**Set problem:**
Scan the following material for the string "color" and copy each line in which it appears.
━━━━━ Records to process ━━━━━
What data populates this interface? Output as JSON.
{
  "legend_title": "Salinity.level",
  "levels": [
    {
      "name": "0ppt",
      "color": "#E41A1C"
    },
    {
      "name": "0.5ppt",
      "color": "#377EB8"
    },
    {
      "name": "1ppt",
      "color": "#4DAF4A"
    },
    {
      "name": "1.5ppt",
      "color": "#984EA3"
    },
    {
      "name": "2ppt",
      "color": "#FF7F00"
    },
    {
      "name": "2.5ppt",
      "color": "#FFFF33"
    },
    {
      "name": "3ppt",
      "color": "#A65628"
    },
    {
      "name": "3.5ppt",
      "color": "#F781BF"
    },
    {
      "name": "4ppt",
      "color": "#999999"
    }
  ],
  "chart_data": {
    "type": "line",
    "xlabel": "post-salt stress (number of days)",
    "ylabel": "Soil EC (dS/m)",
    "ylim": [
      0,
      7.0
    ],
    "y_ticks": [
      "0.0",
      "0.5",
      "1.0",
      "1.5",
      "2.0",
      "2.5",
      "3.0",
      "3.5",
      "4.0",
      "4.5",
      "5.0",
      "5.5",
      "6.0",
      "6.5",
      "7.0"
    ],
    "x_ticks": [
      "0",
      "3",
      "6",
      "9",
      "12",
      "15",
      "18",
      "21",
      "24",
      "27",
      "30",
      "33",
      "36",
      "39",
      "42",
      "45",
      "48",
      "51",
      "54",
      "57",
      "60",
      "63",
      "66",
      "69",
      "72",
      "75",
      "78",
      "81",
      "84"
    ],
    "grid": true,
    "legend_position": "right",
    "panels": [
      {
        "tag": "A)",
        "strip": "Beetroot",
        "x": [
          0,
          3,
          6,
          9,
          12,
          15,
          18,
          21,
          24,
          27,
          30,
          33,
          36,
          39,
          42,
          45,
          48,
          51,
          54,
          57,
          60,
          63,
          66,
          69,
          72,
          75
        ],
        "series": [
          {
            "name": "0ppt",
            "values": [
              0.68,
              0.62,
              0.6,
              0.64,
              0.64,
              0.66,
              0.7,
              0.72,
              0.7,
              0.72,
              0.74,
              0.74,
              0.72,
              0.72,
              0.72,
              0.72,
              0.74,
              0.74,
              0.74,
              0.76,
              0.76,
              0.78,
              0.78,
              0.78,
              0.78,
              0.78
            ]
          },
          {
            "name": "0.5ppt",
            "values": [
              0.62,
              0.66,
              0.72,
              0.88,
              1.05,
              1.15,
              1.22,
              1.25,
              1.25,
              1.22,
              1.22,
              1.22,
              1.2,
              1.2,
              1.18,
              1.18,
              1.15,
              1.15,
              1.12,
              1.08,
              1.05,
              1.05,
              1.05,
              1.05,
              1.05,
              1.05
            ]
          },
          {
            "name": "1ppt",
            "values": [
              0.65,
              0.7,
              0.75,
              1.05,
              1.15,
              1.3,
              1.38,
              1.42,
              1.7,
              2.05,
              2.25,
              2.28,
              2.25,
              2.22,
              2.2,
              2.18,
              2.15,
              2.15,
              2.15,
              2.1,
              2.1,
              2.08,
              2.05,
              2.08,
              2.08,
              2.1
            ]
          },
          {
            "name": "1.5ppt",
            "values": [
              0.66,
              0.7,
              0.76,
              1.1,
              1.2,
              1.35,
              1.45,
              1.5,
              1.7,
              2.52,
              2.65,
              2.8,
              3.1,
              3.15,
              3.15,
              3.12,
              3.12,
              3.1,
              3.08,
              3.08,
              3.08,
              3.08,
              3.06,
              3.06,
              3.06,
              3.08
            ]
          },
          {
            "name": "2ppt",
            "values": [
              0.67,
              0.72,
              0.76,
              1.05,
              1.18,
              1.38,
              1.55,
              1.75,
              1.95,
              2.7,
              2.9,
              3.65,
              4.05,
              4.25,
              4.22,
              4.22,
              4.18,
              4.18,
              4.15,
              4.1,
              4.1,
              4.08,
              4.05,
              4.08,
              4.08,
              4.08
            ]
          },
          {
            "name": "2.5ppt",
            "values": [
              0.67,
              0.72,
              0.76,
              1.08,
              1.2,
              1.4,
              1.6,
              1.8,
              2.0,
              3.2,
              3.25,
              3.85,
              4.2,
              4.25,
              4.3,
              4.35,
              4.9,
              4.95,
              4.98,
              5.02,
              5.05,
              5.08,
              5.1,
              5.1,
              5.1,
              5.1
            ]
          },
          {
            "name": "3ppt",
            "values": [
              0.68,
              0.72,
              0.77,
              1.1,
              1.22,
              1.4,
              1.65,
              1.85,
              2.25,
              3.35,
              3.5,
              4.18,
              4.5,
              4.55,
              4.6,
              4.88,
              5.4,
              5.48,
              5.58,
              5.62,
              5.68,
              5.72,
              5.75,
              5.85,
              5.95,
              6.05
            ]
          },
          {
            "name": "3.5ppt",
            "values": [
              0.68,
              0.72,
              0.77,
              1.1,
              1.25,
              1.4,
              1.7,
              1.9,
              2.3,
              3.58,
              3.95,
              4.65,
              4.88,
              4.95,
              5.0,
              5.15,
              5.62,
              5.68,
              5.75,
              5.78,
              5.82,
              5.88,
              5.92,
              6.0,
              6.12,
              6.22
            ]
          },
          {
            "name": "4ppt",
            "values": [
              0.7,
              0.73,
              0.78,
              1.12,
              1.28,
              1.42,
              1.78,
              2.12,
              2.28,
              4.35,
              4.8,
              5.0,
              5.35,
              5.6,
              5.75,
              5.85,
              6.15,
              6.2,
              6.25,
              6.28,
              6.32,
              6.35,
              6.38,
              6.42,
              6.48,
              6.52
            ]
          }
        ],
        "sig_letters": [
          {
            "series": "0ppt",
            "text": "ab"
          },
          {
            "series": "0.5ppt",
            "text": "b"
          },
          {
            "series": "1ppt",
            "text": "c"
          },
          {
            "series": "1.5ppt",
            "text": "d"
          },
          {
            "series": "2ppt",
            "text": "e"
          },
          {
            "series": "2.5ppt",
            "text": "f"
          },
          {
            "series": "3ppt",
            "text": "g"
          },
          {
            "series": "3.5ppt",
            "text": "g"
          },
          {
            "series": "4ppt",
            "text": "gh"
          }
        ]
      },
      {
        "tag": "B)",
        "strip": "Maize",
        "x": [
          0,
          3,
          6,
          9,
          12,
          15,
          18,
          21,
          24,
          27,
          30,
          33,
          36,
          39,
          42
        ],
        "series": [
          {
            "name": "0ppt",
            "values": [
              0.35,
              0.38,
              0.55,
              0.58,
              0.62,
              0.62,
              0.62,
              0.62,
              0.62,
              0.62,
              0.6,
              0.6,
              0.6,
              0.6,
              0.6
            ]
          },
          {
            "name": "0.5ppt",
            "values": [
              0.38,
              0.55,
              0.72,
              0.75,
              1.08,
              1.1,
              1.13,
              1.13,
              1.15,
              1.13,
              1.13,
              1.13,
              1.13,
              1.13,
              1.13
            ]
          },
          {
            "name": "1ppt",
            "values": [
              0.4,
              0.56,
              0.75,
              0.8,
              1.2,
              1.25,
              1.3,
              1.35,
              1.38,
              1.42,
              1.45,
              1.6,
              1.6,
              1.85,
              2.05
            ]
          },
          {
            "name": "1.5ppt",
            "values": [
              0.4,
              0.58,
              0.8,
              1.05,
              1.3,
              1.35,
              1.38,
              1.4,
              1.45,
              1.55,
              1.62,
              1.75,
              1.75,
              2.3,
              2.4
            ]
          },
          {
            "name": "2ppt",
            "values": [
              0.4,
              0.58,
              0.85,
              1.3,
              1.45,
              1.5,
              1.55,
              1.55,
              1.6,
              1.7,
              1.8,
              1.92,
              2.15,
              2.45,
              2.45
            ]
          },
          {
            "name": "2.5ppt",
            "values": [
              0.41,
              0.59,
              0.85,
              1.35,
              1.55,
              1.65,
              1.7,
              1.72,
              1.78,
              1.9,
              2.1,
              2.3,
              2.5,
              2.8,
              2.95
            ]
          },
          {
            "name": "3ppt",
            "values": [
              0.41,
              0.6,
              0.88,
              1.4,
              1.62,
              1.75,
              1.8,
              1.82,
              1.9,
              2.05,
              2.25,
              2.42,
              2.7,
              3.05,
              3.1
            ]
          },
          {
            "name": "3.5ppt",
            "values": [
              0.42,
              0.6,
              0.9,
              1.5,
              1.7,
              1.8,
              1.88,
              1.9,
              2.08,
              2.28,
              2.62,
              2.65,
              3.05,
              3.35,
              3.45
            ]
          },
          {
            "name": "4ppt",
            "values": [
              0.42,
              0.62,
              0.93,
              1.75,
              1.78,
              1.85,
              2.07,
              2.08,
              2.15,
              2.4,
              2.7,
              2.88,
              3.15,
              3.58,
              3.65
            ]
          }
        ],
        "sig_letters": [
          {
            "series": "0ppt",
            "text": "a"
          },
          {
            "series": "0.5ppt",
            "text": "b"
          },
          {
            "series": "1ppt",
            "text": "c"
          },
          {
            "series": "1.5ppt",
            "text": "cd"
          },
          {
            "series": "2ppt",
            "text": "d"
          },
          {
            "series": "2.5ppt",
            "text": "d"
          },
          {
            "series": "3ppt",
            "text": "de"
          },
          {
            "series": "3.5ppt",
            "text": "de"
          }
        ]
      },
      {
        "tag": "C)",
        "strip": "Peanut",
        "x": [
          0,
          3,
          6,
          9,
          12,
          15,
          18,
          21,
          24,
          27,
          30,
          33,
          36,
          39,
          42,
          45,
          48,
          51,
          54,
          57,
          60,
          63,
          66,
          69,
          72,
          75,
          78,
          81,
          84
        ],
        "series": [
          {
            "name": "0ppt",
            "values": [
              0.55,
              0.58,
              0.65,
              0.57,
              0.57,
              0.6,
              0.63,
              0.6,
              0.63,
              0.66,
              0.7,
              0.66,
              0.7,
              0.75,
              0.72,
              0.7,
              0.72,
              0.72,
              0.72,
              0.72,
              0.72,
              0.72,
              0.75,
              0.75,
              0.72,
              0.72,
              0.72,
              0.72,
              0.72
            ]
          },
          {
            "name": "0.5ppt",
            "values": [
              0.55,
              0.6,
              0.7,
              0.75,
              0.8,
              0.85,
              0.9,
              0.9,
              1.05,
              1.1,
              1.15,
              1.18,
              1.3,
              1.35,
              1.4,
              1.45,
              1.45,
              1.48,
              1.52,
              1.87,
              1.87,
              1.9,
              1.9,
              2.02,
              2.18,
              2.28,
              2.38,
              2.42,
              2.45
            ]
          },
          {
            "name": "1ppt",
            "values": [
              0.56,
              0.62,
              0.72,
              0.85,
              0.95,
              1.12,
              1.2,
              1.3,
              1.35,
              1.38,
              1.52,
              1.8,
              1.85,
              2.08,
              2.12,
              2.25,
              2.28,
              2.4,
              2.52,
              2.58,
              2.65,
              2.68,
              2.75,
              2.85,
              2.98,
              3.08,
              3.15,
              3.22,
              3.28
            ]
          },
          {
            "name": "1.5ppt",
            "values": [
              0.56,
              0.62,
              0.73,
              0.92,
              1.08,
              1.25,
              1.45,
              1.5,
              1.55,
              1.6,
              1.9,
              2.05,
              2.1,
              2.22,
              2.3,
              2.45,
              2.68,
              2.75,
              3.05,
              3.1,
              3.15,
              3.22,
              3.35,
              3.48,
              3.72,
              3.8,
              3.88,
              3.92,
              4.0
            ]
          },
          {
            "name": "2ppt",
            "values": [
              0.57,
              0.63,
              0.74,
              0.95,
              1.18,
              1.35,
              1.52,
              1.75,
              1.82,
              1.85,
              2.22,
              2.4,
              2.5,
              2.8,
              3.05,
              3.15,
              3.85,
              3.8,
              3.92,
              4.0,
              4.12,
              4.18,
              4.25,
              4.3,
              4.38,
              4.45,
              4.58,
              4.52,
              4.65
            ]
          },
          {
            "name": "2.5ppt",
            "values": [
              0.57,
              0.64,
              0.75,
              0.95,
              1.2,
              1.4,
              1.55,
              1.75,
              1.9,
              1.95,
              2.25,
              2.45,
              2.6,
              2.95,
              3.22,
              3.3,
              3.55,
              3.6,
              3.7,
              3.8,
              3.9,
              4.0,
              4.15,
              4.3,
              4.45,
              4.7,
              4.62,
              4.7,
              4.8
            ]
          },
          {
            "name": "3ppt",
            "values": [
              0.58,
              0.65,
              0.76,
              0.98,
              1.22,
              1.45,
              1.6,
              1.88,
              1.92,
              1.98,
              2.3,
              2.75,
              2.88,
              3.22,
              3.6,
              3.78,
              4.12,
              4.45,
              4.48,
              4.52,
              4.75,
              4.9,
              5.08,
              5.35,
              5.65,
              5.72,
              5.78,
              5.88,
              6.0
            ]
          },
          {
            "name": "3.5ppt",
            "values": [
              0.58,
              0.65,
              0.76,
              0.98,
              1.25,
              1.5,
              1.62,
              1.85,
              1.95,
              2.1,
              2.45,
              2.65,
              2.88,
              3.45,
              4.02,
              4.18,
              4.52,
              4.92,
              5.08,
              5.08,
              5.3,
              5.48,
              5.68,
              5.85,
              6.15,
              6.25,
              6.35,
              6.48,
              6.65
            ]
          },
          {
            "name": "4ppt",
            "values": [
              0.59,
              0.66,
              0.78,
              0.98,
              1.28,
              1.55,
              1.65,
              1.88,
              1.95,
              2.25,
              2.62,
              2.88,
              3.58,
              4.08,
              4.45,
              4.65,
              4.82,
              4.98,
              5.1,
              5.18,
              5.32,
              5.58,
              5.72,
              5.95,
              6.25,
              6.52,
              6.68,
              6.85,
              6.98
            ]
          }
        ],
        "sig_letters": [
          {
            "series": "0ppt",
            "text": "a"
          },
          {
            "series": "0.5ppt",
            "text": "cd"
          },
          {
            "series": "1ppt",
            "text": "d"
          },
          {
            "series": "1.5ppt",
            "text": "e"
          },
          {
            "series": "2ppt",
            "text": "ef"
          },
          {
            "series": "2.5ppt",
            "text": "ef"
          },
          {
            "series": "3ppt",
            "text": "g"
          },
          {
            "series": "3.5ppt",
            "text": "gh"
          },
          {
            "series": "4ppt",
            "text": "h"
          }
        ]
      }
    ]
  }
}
━━━━━
**Exercise solution:**
      "color": "#E41A1C"
      "color": "#377EB8"
      "color": "#4DAF4A"
      "color": "#984EA3"
      "color": "#FF7F00"
      "color": "#FFFF33"
      "color": "#A65628"
      "color": "#F781BF"
      "color": "#999999"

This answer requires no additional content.